To do: Output every entry exactly as written, skipping any pictures.

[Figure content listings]
——
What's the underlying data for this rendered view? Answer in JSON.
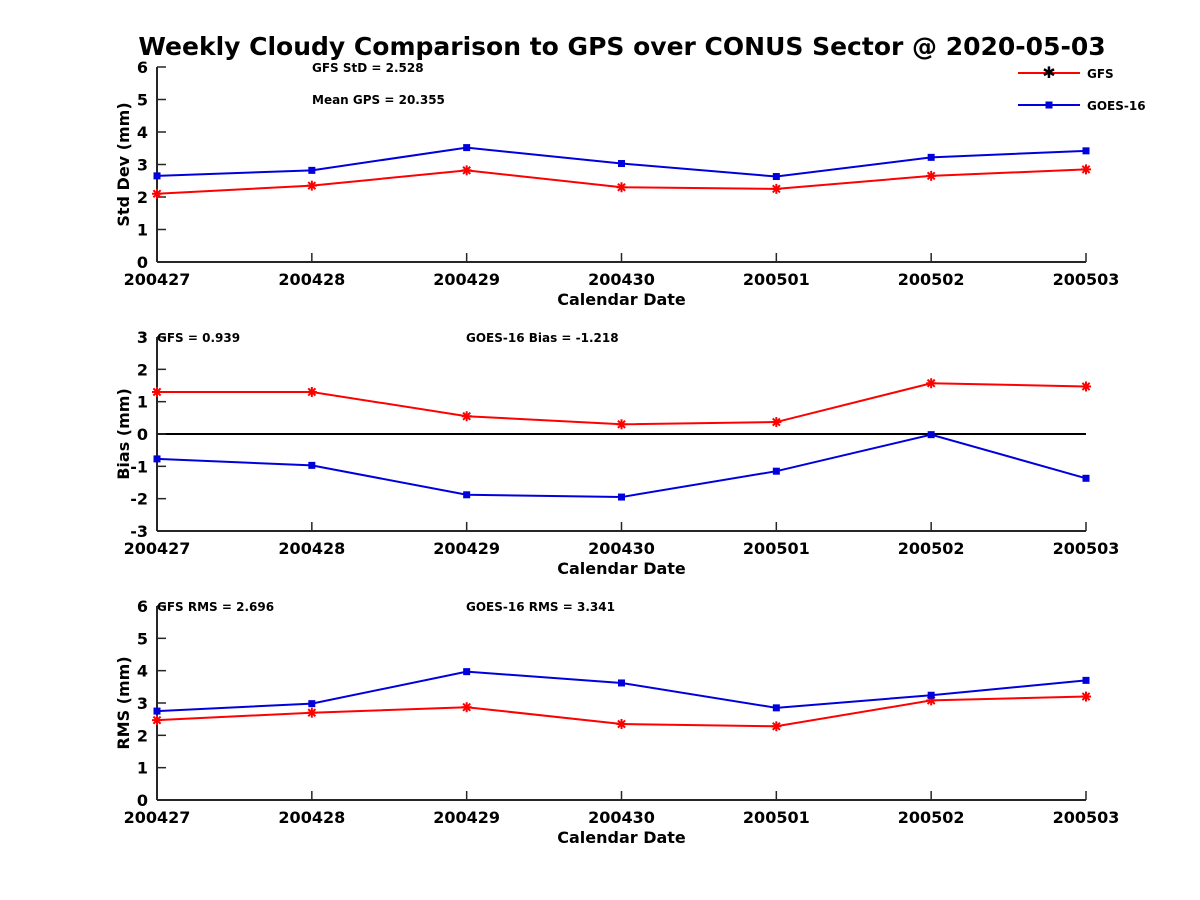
{
  "title": "Weekly Cloudy Comparison to GPS over CONUS Sector @ 2020-05-03",
  "colors": {
    "gfs": "#ff0000",
    "goes": "#0000dd",
    "axis": "#262626",
    "zero": "#000000"
  },
  "legend": {
    "placement": "top-right",
    "items": [
      {
        "label": "GFS",
        "marker": "asterisk",
        "color": "#ff0000"
      },
      {
        "label": "GOES-16",
        "marker": "square",
        "color": "#0000dd"
      }
    ]
  },
  "chart_data": [
    {
      "type": "line",
      "ylabel": "Std Dev (mm)",
      "xlabel": "Calendar Date",
      "categories": [
        "200427",
        "200428",
        "200429",
        "200430",
        "200501",
        "200502",
        "200503"
      ],
      "ylim": [
        0,
        6
      ],
      "yticks": [
        "0",
        "1",
        "2",
        "3",
        "4",
        "5",
        "6"
      ],
      "annotations": [
        "GFS StD = 2.528",
        "Mean GPS = 20.355"
      ],
      "series": [
        {
          "name": "GFS",
          "values": [
            2.1,
            2.35,
            2.82,
            2.3,
            2.25,
            2.65,
            2.85
          ]
        },
        {
          "name": "GOES-16",
          "values": [
            2.65,
            2.82,
            3.52,
            3.03,
            2.63,
            3.22,
            3.42
          ]
        }
      ]
    },
    {
      "type": "line",
      "ylabel": "Bias (mm)",
      "xlabel": "Calendar Date",
      "categories": [
        "200427",
        "200428",
        "200429",
        "200430",
        "200501",
        "200502",
        "200503"
      ],
      "ylim": [
        -3,
        3
      ],
      "yticks": [
        "-3",
        "-2",
        "-1",
        "0",
        "1",
        "2",
        "3"
      ],
      "zero_line": true,
      "annotations": [
        "GFS = 0.939",
        "GOES-16 Bias  = -1.218"
      ],
      "series": [
        {
          "name": "GFS",
          "values": [
            1.3,
            1.3,
            0.55,
            0.3,
            0.37,
            1.57,
            1.47
          ]
        },
        {
          "name": "GOES-16",
          "values": [
            -0.77,
            -0.97,
            -1.88,
            -1.95,
            -1.15,
            -0.02,
            -1.37
          ]
        }
      ]
    },
    {
      "type": "line",
      "ylabel": "RMS (mm)",
      "xlabel": "Calendar Date",
      "categories": [
        "200427",
        "200428",
        "200429",
        "200430",
        "200501",
        "200502",
        "200503"
      ],
      "ylim": [
        0,
        6
      ],
      "yticks": [
        "0",
        "1",
        "2",
        "3",
        "4",
        "5",
        "6"
      ],
      "annotations": [
        "GFS RMS = 2.696",
        "GOES-16 RMS = 3.341"
      ],
      "series": [
        {
          "name": "GFS",
          "values": [
            2.47,
            2.7,
            2.87,
            2.35,
            2.28,
            3.08,
            3.2
          ]
        },
        {
          "name": "GOES-16",
          "values": [
            2.75,
            2.98,
            3.97,
            3.62,
            2.85,
            3.24,
            3.7
          ]
        }
      ]
    }
  ]
}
——
Result of this task:
What's the underlying data for this rendered view? Answer in JSON.
{
  "title": "Weekly Cloudy Comparison to GPS over CONUS Sector @ 2020-05-03",
  "colors": {
    "gfs": "#ff0000",
    "goes": "#0000dd",
    "axis": "#262626",
    "zero": "#000000"
  },
  "legend": {
    "placement": "top-right",
    "items": [
      {
        "label": "GFS",
        "marker": "asterisk",
        "color": "#ff0000"
      },
      {
        "label": "GOES-16",
        "marker": "square",
        "color": "#0000dd"
      }
    ]
  },
  "chart_data": [
    {
      "type": "line",
      "ylabel": "Std Dev (mm)",
      "xlabel": "Calendar Date",
      "categories": [
        "200427",
        "200428",
        "200429",
        "200430",
        "200501",
        "200502",
        "200503"
      ],
      "ylim": [
        0,
        6
      ],
      "yticks": [
        "0",
        "1",
        "2",
        "3",
        "4",
        "5",
        "6"
      ],
      "annotations": [
        "GFS StD = 2.528",
        "Mean GPS = 20.355"
      ],
      "series": [
        {
          "name": "GFS",
          "values": [
            2.1,
            2.35,
            2.82,
            2.3,
            2.25,
            2.65,
            2.85
          ]
        },
        {
          "name": "GOES-16",
          "values": [
            2.65,
            2.82,
            3.52,
            3.03,
            2.63,
            3.22,
            3.42
          ]
        }
      ]
    },
    {
      "type": "line",
      "ylabel": "Bias (mm)",
      "xlabel": "Calendar Date",
      "categories": [
        "200427",
        "200428",
        "200429",
        "200430",
        "200501",
        "200502",
        "200503"
      ],
      "ylim": [
        -3,
        3
      ],
      "yticks": [
        "-3",
        "-2",
        "-1",
        "0",
        "1",
        "2",
        "3"
      ],
      "zero_line": true,
      "annotations": [
        "GFS = 0.939",
        "GOES-16 Bias  = -1.218"
      ],
      "series": [
        {
          "name": "GFS",
          "values": [
            1.3,
            1.3,
            0.55,
            0.3,
            0.37,
            1.57,
            1.47
          ]
        },
        {
          "name": "GOES-16",
          "values": [
            -0.77,
            -0.97,
            -1.88,
            -1.95,
            -1.15,
            -0.02,
            -1.37
          ]
        }
      ]
    },
    {
      "type": "line",
      "ylabel": "RMS (mm)",
      "xlabel": "Calendar Date",
      "categories": [
        "200427",
        "200428",
        "200429",
        "200430",
        "200501",
        "200502",
        "200503"
      ],
      "ylim": [
        0,
        6
      ],
      "yticks": [
        "0",
        "1",
        "2",
        "3",
        "4",
        "5",
        "6"
      ],
      "annotations": [
        "GFS RMS = 2.696",
        "GOES-16 RMS = 3.341"
      ],
      "series": [
        {
          "name": "GFS",
          "values": [
            2.47,
            2.7,
            2.87,
            2.35,
            2.28,
            3.08,
            3.2
          ]
        },
        {
          "name": "GOES-16",
          "values": [
            2.75,
            2.98,
            3.97,
            3.62,
            2.85,
            3.24,
            3.7
          ]
        }
      ]
    }
  ]
}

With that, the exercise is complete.